Instructions for the task: The records below hold pictures; please leave those out and retype the rest exactly.

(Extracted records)
::::

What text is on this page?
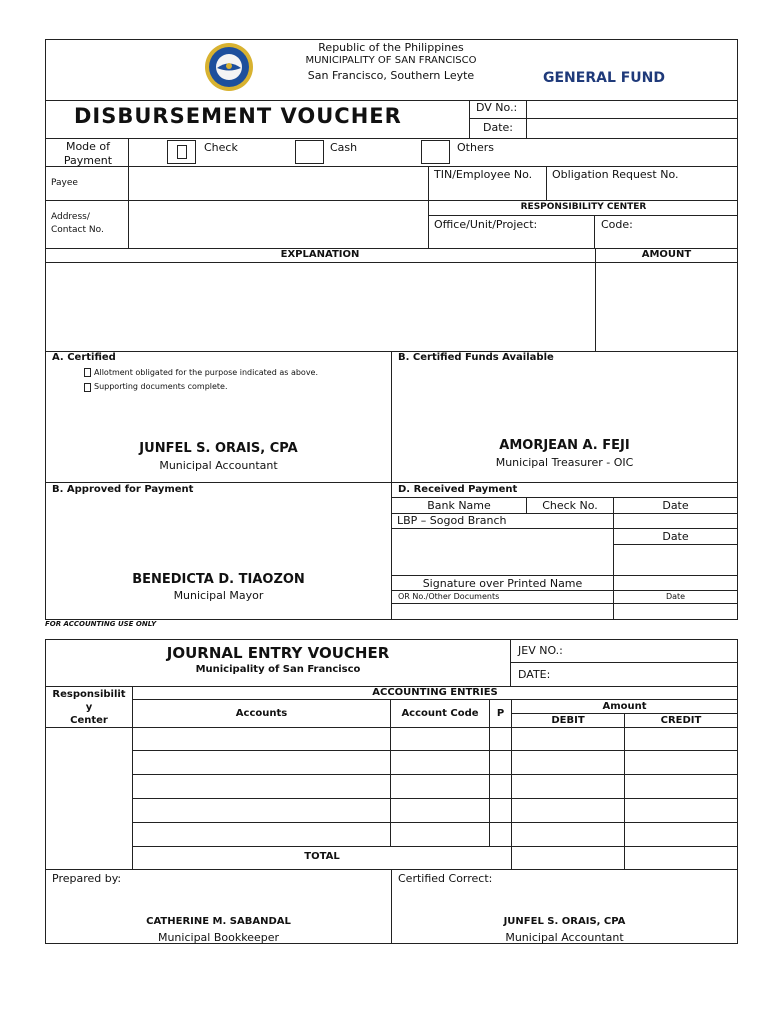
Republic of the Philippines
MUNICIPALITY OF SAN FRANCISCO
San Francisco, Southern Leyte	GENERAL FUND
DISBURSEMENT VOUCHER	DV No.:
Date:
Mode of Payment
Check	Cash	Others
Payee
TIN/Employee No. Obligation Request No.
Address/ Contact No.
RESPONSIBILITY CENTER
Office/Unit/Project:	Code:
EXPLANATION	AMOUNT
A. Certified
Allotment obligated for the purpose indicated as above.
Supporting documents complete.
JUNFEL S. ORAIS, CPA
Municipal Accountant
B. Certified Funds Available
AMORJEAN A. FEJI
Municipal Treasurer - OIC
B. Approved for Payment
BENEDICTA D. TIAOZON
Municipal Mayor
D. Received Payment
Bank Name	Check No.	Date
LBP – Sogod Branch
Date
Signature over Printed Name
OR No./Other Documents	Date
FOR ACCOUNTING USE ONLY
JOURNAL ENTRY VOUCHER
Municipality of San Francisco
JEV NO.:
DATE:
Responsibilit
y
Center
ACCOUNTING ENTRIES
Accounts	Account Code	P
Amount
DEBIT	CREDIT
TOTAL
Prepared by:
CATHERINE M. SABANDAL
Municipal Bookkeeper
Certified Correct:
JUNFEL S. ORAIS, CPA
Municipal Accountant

::::

Solution for this exercise:
What text is on this page?
Republic of the Philippines
MUNICIPALITY OF SAN FRANCISCO
San Francisco, Southern Leyte	GENERAL FUND
DISBURSEMENT VOUCHER	DV No.:
Date:
Mode of Payment
Check	Cash	Others
Payee
TIN/Employee No. Obligation Request No.
Address/ Contact No.
RESPONSIBILITY CENTER
Office/Unit/Project:	Code:
EXPLANATION	AMOUNT
A. Certified
Allotment obligated for the purpose indicated as above.
Supporting documents complete.
JUNFEL S. ORAIS, CPA
Municipal Accountant
B. Certified Funds Available
AMORJEAN A. FEJI
Municipal Treasurer - OIC
B. Approved for Payment
BENEDICTA D. TIAOZON
Municipal Mayor
D. Received Payment
Bank Name	Check No.	Date
LBP – Sogod Branch
Date
Signature over Printed Name
OR No./Other Documents	Date
FOR ACCOUNTING USE ONLY
JOURNAL ENTRY VOUCHER
Municipality of San Francisco
JEV NO.:
DATE:
Responsibilit
y
Center
ACCOUNTING ENTRIES
Accounts	Account Code	P
Amount
DEBIT	CREDIT
TOTAL
Prepared by:
CATHERINE M. SABANDAL
Municipal Bookkeeper
Certified Correct:
JUNFEL S. ORAIS, CPA
Municipal Accountant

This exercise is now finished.